#### AIM OF THE TASK
Go through the lines below and copy each one that holds the string "DefaultAdvisorAutoProxyCreator".
____________
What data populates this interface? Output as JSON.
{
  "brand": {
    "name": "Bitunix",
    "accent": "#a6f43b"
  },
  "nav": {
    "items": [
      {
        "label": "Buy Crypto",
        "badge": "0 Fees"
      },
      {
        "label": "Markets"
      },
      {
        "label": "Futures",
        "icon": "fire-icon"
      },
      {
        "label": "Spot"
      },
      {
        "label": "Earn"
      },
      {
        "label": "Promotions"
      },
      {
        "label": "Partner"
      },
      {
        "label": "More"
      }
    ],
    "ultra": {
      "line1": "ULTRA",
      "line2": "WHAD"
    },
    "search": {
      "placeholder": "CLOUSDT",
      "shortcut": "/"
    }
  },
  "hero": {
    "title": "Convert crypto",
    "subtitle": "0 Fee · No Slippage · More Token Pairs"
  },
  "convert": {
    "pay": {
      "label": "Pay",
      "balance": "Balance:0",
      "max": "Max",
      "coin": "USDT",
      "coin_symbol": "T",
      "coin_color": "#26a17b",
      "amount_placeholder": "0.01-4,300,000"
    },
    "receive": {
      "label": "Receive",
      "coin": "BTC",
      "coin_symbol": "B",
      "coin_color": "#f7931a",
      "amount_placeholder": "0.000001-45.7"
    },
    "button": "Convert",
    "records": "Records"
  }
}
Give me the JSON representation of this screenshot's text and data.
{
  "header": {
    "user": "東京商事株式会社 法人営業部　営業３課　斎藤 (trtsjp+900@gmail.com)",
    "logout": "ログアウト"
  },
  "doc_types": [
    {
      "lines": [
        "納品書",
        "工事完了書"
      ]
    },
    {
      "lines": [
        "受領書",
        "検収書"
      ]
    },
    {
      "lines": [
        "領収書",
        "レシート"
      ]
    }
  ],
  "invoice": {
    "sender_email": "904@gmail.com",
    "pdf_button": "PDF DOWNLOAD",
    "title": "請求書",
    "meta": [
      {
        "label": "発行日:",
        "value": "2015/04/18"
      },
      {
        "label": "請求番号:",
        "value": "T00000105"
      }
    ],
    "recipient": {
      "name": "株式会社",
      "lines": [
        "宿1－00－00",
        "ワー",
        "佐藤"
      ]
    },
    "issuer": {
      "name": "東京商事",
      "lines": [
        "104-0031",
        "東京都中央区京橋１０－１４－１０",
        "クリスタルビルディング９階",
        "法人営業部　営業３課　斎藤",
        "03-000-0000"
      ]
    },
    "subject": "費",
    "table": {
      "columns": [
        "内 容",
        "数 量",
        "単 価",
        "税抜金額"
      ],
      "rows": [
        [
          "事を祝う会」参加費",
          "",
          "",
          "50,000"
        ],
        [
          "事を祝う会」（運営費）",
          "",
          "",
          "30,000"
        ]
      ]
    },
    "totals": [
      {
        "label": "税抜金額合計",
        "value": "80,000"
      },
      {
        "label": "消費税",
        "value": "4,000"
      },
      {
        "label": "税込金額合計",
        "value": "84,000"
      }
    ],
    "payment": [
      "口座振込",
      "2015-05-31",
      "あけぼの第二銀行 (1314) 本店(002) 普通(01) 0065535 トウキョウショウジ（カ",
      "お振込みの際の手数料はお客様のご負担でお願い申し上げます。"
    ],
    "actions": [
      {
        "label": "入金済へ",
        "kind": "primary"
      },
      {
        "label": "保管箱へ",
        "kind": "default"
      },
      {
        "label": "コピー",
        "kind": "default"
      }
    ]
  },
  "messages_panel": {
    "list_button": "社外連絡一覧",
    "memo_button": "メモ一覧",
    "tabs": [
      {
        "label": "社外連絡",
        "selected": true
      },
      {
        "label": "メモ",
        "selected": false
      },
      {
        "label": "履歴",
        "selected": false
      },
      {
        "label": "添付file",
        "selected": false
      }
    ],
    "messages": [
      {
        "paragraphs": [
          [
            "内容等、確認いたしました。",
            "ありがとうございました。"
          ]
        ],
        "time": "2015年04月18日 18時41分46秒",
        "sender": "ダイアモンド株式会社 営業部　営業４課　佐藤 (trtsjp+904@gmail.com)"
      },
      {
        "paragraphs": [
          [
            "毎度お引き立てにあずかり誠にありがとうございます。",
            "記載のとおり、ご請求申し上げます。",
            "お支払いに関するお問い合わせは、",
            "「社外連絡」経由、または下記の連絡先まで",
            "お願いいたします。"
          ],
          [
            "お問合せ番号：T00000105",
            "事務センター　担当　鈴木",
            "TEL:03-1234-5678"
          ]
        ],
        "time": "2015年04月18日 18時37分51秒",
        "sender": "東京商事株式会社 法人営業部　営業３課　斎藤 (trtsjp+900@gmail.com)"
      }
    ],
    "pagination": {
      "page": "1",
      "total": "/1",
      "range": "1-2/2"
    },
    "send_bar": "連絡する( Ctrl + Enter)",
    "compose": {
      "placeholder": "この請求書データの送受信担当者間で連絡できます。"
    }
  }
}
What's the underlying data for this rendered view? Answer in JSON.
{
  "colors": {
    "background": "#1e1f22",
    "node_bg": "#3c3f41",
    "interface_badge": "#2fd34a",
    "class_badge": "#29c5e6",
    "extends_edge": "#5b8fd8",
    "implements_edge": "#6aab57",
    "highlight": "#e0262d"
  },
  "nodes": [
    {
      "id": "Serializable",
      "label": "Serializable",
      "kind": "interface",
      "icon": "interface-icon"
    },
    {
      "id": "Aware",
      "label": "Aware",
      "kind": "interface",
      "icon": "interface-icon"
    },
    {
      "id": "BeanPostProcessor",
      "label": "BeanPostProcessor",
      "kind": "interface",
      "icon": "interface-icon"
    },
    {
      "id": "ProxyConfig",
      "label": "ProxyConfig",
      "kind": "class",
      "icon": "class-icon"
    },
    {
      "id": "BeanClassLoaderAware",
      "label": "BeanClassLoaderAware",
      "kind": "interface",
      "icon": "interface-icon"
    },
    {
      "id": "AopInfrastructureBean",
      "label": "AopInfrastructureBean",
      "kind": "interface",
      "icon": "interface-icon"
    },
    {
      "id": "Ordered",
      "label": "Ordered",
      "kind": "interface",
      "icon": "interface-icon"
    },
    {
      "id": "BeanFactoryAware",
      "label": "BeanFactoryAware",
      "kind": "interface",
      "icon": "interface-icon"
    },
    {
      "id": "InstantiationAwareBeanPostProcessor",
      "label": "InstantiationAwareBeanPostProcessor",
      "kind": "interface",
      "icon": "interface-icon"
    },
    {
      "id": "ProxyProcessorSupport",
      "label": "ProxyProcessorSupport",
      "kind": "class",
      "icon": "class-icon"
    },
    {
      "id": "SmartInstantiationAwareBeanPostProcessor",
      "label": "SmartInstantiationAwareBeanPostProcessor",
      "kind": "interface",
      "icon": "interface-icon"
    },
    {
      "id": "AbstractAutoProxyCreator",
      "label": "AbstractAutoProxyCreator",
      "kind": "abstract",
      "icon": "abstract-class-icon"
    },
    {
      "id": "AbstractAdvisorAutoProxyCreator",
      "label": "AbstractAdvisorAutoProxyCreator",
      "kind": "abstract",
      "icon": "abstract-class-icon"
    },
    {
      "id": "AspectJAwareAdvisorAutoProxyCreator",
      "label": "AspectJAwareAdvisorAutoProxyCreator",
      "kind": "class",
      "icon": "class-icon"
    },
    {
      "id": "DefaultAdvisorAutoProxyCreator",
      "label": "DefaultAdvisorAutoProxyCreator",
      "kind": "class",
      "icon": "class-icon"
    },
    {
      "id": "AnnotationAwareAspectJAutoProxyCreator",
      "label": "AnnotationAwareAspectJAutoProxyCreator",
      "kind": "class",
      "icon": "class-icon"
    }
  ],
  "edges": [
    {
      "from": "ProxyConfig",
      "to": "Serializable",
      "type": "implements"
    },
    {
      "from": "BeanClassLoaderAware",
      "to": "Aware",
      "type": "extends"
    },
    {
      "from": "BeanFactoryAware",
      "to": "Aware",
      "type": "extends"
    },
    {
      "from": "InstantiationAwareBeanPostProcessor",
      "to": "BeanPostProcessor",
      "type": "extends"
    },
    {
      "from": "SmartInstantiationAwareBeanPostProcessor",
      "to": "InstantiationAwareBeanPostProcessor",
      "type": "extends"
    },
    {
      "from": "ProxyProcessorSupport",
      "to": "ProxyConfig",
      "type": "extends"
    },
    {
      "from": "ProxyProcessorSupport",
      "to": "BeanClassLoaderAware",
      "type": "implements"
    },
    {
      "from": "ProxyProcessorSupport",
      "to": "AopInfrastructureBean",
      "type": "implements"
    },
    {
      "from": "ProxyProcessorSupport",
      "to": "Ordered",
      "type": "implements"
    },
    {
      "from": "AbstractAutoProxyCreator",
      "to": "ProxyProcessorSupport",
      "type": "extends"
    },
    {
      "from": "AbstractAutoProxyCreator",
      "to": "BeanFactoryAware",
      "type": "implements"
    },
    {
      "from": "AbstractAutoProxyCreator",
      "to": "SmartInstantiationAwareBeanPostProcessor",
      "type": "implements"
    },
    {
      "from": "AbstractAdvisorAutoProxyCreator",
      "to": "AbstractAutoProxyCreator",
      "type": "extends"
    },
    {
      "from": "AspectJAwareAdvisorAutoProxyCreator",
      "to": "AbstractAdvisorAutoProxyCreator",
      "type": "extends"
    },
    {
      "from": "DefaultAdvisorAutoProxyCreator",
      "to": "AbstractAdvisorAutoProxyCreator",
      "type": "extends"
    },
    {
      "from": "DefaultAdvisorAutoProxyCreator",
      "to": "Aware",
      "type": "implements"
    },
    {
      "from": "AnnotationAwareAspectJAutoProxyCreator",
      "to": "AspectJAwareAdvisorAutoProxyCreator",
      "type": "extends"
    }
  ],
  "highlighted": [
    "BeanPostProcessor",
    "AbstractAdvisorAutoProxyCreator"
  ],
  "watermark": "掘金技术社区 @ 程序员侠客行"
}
____________
#### OUTPUT OF THE EXERCISE
      "id": "DefaultAdvisorAutoProxyCreator",
      "label": "DefaultAdvisorAutoProxyCreator",
      "from": "DefaultAdvisorAutoProxyCreator",
      "from": "DefaultAdvisorAutoProxyCreator",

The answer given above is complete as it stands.